What the exercise asks:
Pictures aside, quote the whole listing exactly.

Extracted information:
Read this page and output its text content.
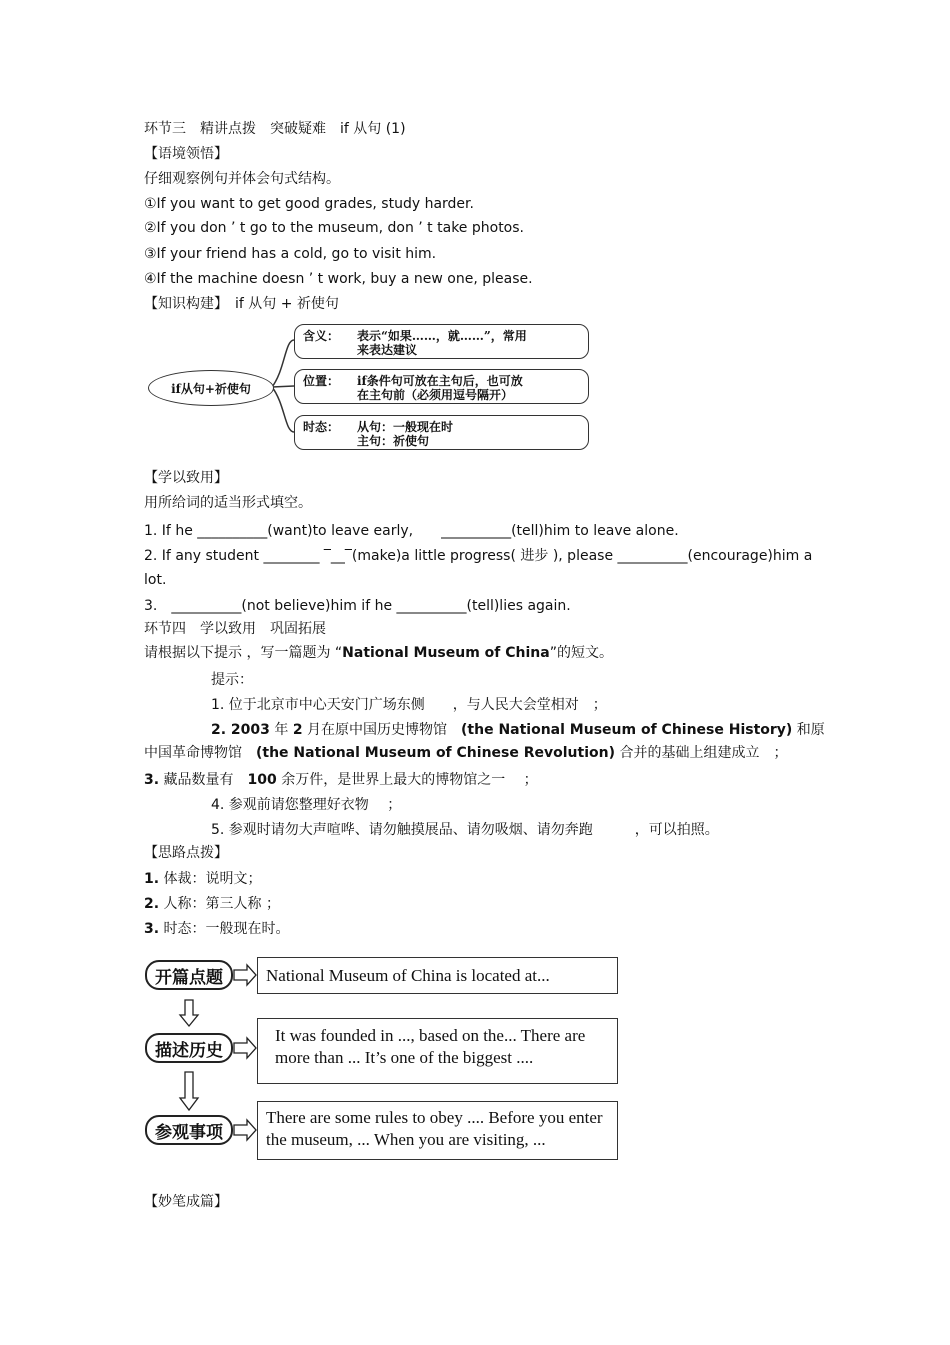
环节三　精讲点拨　突破疑难　if 从句 (1)
【语境领悟】
仔细观察例句并体会句式结构。
①If you want to get good grades, study harder.
②If you don ’ t go to the museum, don ’ t take photos.
③If your friend has a cold, go to visit him.
④If the machine doesn ’ t work, buy a new one, please.
【知识构建】　if 从句 + 祈使句
if从句+祈使句
含义： 表示“如果……，就……”，常用
来表达建议
位置： if条件句可放在主句后，也可放
在主句前（必须用逗号隔开）
时态： 从句：一般现在时
主句：祈使句
【学以致用】
用所给词的适当形式填空。
1. If he __________(want)to leave early,　　__________(tell)him to leave alone.
2. If any student ________ ‾__‾(make)a little progress( 进步 ), please __________(encourage)him a
lot.
3.　__________(not believe)him if he __________(tell)lies again.
环节四　学以致用　巩固拓展
请根据以下提示 ，写一篇题为 “National Museum of China”的短文。
提示：
1. 位于北京市中心天安门广场东侧　　，与人民大会堂相对　；
2. 2003 年 2 月在原中国历史博物馆　(the National Museum of Chinese History) 和原
中国革命博物馆　(the National Museum of Chinese Revolution) 合并的基础上组建成立　；
3. 藏品数量有　100 余万件，是世界上最大的博物馆之一　 ；
4. 参观前请您整理好衣物　 ；
5. 参观时请勿大声喧哗、请勿触摸展品、请勿吸烟、请勿奔跑　　　，可以拍照。
【思路点拨】
1. 体裁：说明文；
2. 人称：第三人称 ；
3. 时态：一般现在时。
开篇点题	National Museum of China is located at...
描述历史
It was founded in ..., based on the... There are more than ... It’s one of the biggest ....
参观事项
There are some rules to obey .... Before you enter the museum, ... When you are visiting, ...
【妙笔成篇】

Exercise result:
Read this page and output its text content.
环节三　精讲点拨　突破疑难　if 从句 (1)
【语境领悟】
仔细观察例句并体会句式结构。
①If you want to get good grades, study harder.
②If you don ’ t go to the museum, don ’ t take photos.
③If your friend has a cold, go to visit him.
④If the machine doesn ’ t work, buy a new one, please.
【知识构建】　if 从句 + 祈使句
if从句+祈使句
含义： 表示“如果……，就……”，常用
来表达建议
位置： if条件句可放在主句后，也可放
在主句前（必须用逗号隔开）
时态： 从句：一般现在时
主句：祈使句
【学以致用】
用所给词的适当形式填空。
1. If he __________(want)to leave early,　　__________(tell)him to leave alone.
2. If any student ________ ‾__‾(make)a little progress( 进步 ), please __________(encourage)him a
lot.
3.　__________(not believe)him if he __________(tell)lies again.
环节四　学以致用　巩固拓展
请根据以下提示 ，写一篇题为 “National Museum of China”的短文。
提示：
1. 位于北京市中心天安门广场东侧　　，与人民大会堂相对　；
2. 2003 年 2 月在原中国历史博物馆　(the National Museum of Chinese History) 和原
中国革命博物馆　(the National Museum of Chinese Revolution) 合并的基础上组建成立　；
3. 藏品数量有　100 余万件，是世界上最大的博物馆之一　 ；
4. 参观前请您整理好衣物　 ；
5. 参观时请勿大声喧哗、请勿触摸展品、请勿吸烟、请勿奔跑　　　，可以拍照。
【思路点拨】
1. 体裁：说明文；
2. 人称：第三人称 ；
3. 时态：一般现在时。
开篇点题	National Museum of China is located at...
描述历史
It was founded in ..., based on the... There are more than ... It’s one of the biggest ....
参观事项
There are some rules to obey .... Before you enter the museum, ... When you are visiting, ...
【妙笔成篇】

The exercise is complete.